RECORDS SUPPLIED.
________________________
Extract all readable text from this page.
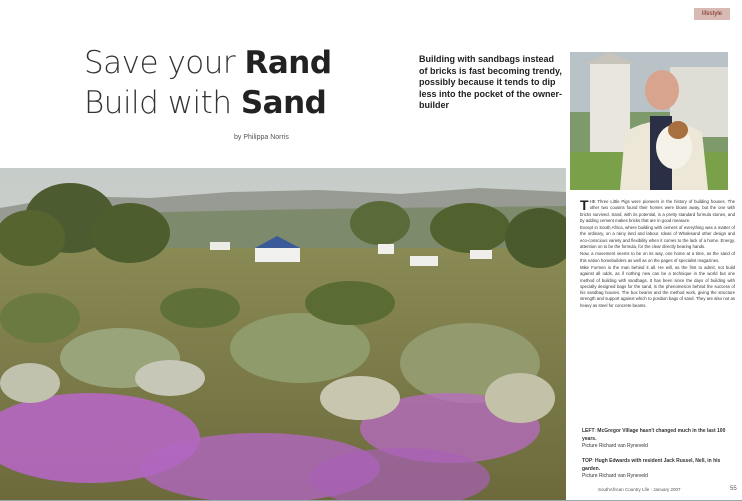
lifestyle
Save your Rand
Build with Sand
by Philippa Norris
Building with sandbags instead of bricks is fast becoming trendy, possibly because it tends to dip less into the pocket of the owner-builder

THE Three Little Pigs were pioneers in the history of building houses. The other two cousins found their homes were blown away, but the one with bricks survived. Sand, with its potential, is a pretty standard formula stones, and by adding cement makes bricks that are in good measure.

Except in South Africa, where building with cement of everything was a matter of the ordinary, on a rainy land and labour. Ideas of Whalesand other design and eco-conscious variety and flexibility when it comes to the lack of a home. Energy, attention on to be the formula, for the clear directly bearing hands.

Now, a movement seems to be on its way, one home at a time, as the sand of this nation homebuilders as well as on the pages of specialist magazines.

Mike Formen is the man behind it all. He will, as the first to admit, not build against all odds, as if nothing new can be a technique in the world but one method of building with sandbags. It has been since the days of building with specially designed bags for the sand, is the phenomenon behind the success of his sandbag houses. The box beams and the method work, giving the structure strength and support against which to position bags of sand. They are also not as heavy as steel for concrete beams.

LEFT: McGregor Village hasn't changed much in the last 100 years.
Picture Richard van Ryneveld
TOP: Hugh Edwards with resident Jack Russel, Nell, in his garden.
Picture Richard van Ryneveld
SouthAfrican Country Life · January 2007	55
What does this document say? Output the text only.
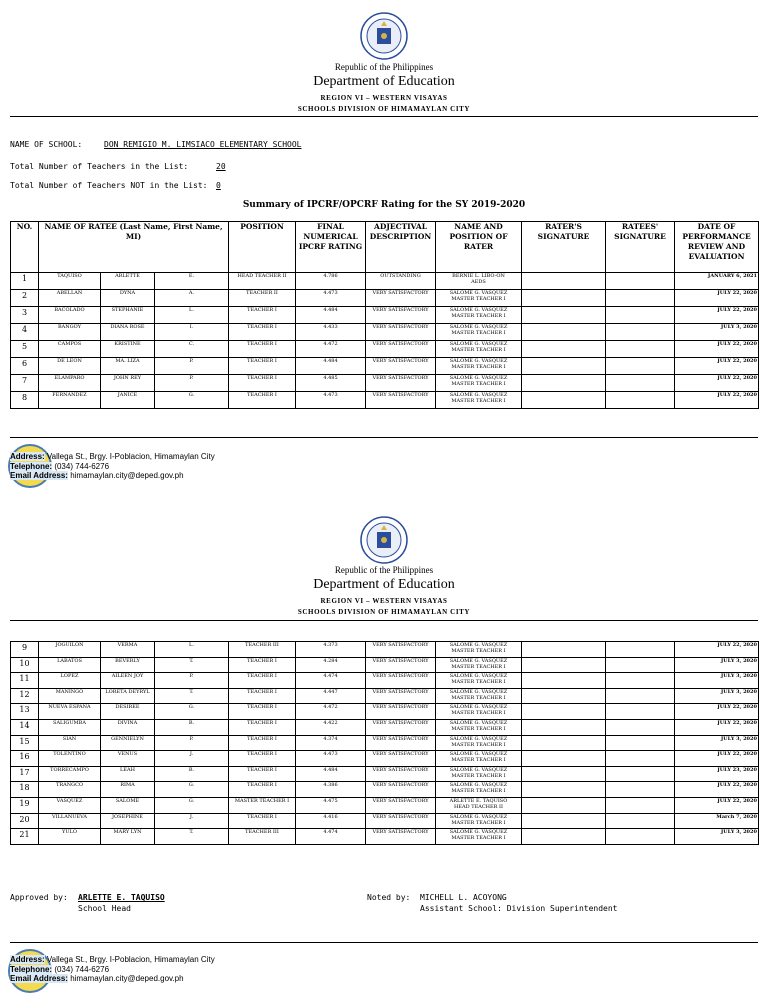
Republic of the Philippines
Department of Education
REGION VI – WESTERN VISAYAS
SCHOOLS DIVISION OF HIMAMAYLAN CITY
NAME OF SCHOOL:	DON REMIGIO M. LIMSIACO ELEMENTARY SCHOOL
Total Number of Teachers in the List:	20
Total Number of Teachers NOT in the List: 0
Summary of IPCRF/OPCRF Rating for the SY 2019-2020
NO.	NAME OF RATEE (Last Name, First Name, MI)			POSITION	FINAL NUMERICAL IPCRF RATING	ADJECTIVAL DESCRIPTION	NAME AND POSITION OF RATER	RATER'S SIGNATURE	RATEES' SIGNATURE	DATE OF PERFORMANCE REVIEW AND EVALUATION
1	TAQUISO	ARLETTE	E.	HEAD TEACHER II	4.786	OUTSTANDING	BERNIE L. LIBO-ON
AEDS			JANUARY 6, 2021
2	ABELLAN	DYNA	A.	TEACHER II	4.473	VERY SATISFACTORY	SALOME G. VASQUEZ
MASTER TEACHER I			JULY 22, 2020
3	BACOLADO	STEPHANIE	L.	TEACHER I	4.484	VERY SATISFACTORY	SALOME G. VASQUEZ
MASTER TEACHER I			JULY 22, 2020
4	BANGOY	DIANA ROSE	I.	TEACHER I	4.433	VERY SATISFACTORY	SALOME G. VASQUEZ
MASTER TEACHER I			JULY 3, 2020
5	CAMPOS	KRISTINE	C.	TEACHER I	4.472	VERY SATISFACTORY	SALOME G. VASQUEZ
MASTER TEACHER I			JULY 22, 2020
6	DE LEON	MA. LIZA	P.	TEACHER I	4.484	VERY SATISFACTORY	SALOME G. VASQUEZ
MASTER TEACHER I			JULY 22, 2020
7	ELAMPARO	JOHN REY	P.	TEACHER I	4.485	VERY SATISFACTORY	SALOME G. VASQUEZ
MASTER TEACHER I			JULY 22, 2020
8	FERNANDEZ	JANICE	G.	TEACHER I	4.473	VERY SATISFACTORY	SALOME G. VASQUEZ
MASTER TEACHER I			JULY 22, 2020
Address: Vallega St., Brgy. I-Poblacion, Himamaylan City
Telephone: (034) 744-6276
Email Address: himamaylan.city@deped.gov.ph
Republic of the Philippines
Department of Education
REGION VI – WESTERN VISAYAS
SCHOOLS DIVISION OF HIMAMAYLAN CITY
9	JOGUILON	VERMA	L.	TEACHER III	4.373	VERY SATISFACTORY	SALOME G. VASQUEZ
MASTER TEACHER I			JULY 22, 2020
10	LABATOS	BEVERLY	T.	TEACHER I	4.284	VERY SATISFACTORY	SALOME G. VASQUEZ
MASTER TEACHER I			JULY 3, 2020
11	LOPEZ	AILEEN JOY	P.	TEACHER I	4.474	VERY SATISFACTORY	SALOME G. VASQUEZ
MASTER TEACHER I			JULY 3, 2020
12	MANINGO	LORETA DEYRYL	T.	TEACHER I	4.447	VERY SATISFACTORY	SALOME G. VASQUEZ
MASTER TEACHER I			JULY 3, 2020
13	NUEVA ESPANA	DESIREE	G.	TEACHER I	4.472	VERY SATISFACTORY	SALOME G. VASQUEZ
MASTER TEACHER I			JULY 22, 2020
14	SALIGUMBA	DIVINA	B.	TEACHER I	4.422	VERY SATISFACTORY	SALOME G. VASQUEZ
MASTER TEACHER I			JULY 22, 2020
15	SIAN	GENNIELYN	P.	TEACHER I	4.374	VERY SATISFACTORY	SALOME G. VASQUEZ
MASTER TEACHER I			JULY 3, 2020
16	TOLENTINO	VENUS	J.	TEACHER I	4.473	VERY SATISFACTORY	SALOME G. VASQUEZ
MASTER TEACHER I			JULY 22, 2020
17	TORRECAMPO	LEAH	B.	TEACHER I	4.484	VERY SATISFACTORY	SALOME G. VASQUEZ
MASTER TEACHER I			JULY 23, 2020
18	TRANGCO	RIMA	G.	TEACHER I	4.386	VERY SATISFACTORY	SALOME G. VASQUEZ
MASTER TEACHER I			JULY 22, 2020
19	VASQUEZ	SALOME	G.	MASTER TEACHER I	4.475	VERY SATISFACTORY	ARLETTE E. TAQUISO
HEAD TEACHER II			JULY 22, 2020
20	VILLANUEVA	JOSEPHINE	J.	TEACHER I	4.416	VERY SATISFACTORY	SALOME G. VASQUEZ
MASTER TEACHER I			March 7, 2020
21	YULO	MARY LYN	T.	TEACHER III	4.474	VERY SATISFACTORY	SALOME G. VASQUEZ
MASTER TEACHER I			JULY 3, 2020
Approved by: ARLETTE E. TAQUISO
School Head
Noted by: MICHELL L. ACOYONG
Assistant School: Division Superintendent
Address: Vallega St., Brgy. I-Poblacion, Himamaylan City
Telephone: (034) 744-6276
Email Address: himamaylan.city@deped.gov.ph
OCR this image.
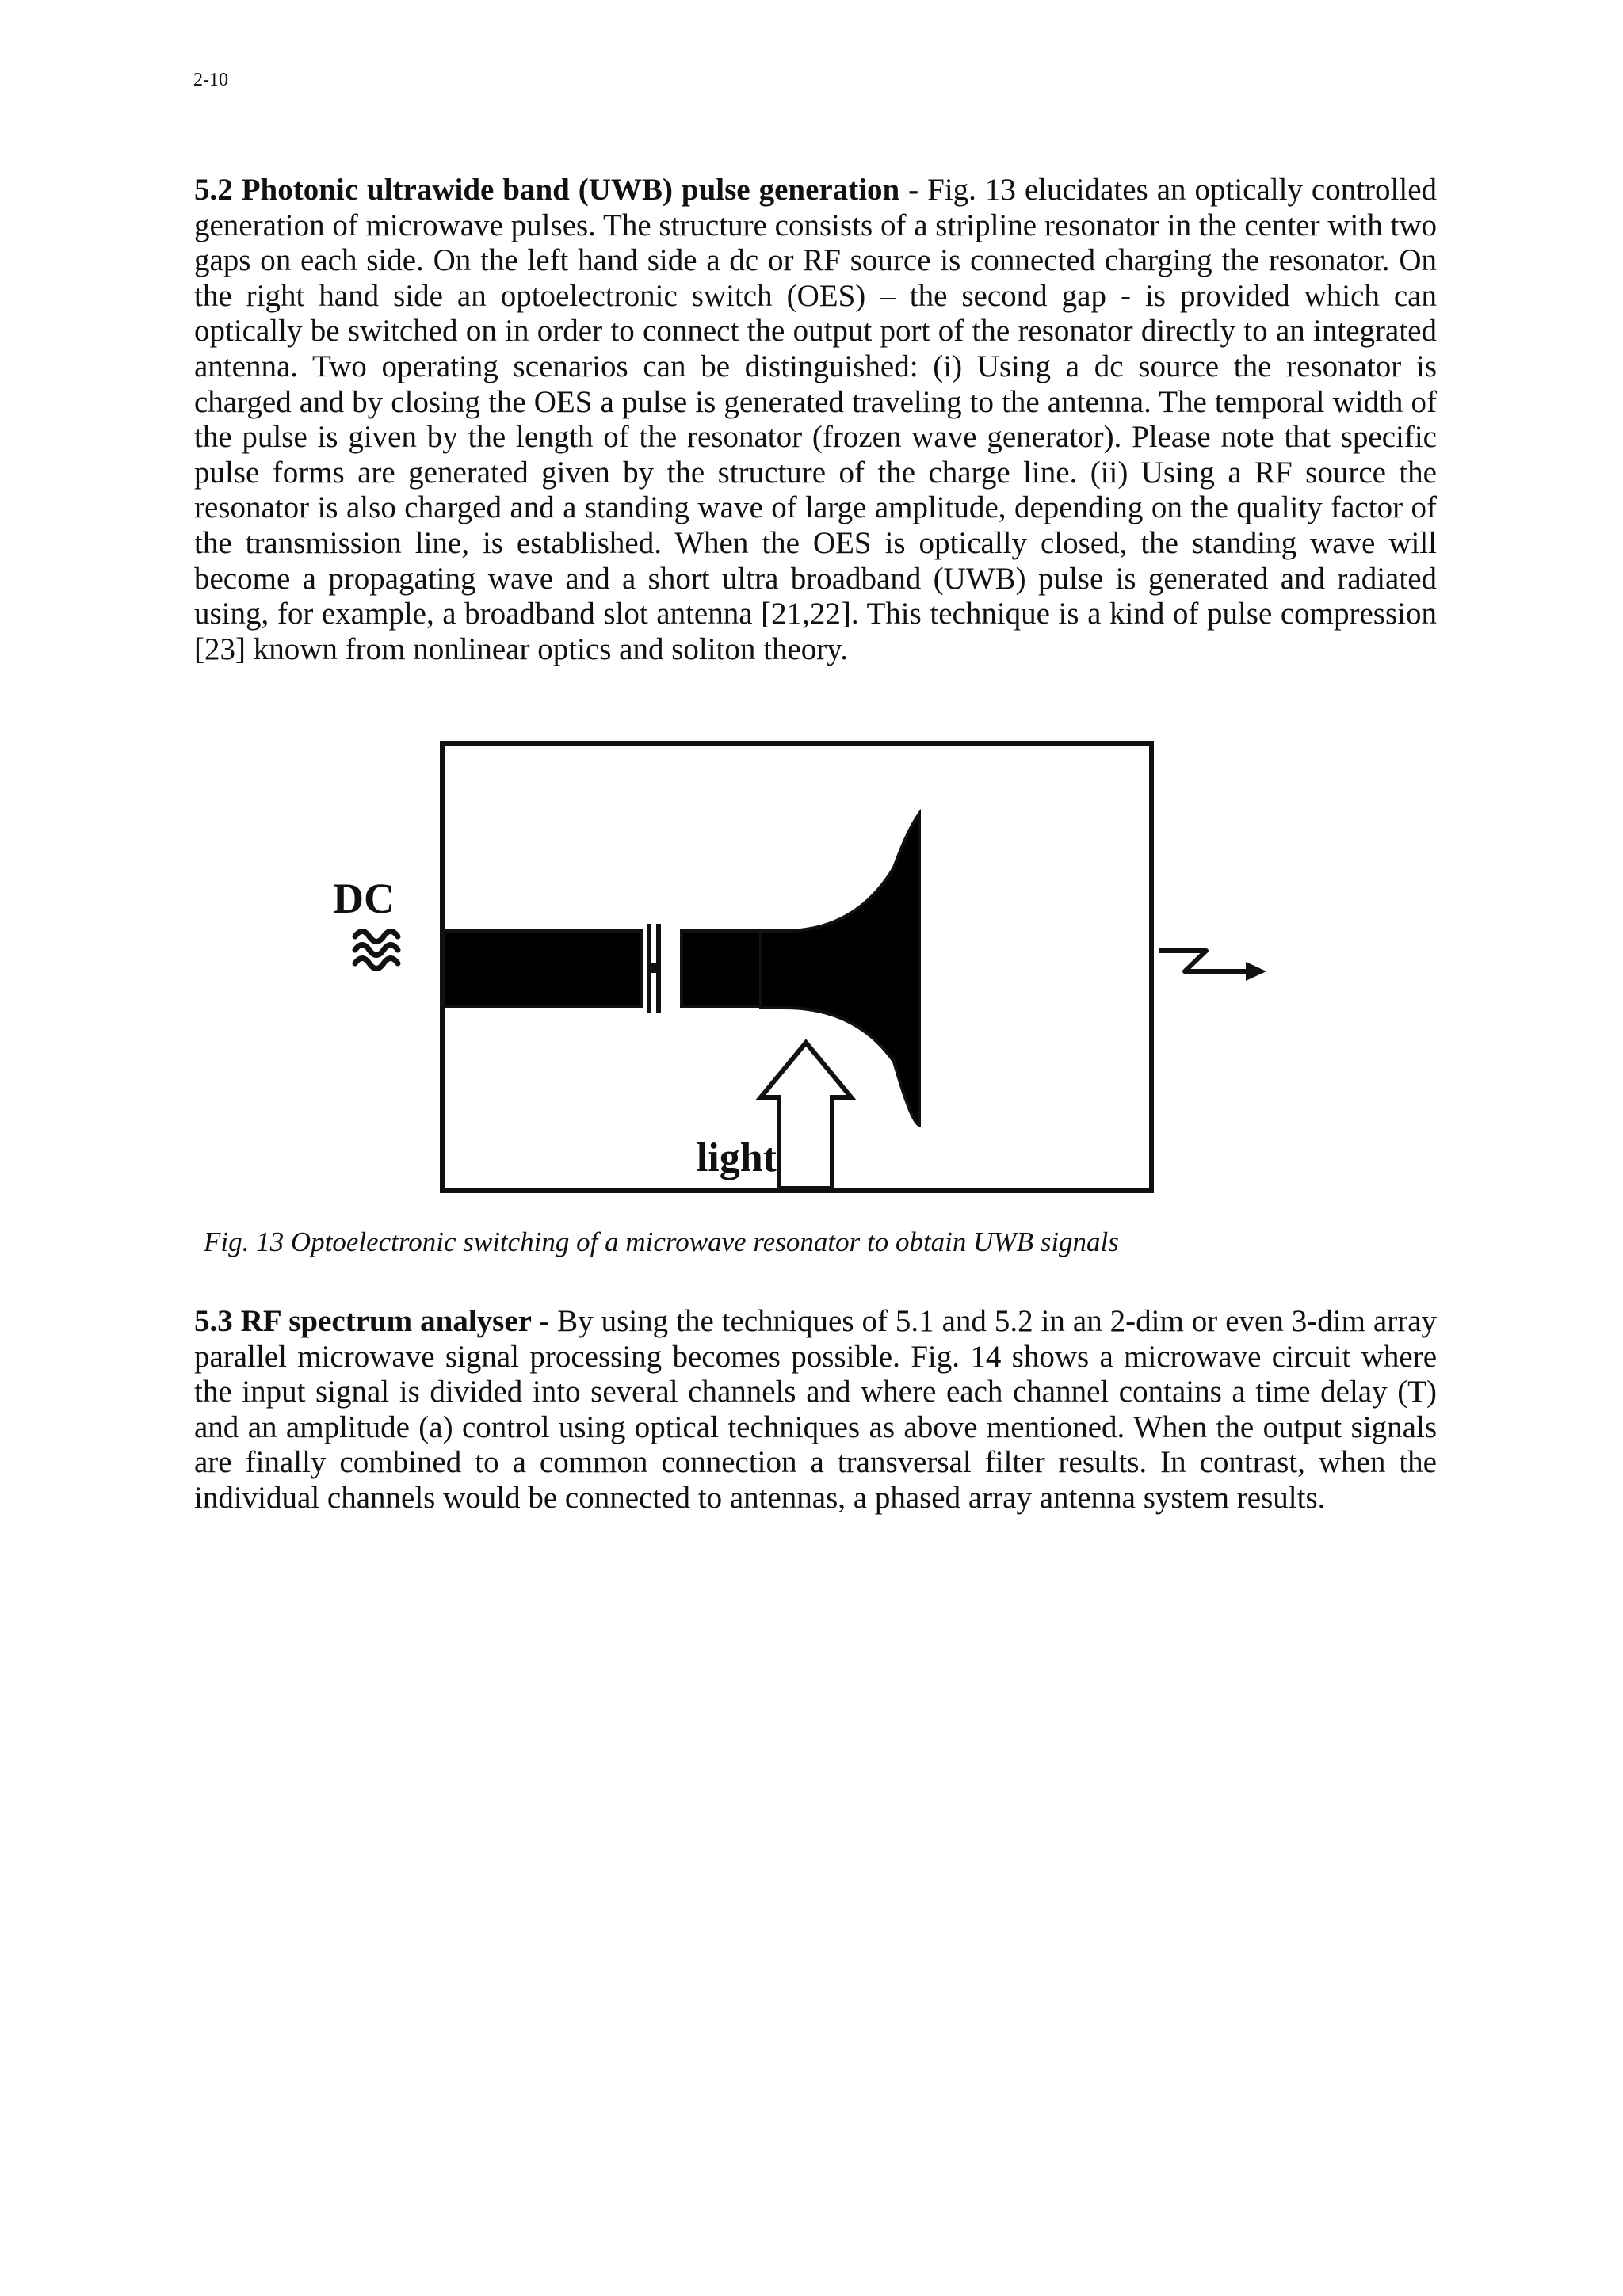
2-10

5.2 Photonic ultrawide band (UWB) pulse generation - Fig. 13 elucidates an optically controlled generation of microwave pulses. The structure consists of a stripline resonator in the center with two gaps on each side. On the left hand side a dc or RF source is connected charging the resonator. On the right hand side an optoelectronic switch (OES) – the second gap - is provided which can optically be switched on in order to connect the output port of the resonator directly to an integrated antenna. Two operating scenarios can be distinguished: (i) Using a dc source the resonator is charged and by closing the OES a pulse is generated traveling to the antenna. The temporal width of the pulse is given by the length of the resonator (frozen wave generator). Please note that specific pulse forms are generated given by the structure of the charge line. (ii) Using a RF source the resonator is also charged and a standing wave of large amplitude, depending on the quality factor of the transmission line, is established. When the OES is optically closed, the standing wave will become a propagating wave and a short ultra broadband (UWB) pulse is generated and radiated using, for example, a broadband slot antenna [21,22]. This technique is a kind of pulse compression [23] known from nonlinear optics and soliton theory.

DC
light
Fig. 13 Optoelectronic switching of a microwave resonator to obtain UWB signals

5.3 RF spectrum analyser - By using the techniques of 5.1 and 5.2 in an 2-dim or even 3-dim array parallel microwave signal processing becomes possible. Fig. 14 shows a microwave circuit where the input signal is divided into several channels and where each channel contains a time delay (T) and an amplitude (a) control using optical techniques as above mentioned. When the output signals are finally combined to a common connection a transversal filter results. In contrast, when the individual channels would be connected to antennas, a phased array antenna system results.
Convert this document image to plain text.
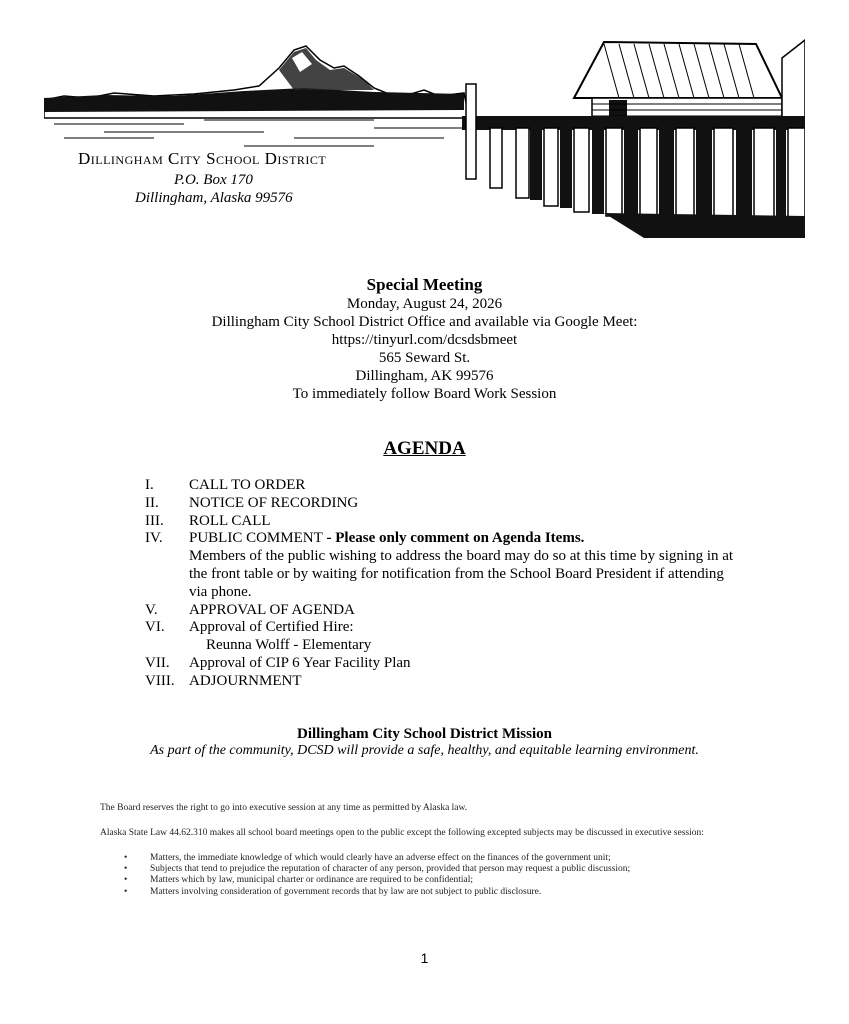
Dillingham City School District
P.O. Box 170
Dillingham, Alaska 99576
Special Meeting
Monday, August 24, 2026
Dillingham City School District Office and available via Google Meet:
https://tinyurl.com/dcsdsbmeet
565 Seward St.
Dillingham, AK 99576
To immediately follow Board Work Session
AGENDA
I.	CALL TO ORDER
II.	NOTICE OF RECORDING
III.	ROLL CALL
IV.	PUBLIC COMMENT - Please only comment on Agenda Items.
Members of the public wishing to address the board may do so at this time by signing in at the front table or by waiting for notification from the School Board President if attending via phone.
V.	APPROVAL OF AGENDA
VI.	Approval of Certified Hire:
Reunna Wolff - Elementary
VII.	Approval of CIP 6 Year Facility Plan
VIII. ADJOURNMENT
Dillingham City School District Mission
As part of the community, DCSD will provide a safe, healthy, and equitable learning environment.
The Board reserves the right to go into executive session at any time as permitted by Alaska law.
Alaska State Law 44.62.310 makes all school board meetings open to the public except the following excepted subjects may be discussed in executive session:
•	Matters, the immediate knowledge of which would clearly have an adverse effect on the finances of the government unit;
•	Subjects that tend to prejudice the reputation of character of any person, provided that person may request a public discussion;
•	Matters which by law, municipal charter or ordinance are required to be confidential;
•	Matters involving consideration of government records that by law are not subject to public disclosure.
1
________________________
WHAT THE TASK ASKS. Copy out every line in the listing where the word "Total" appears.

THE COMPLETED TASK.
Total Number of Teachers in the List:	20
Total Number of Teachers NOT in the List: 0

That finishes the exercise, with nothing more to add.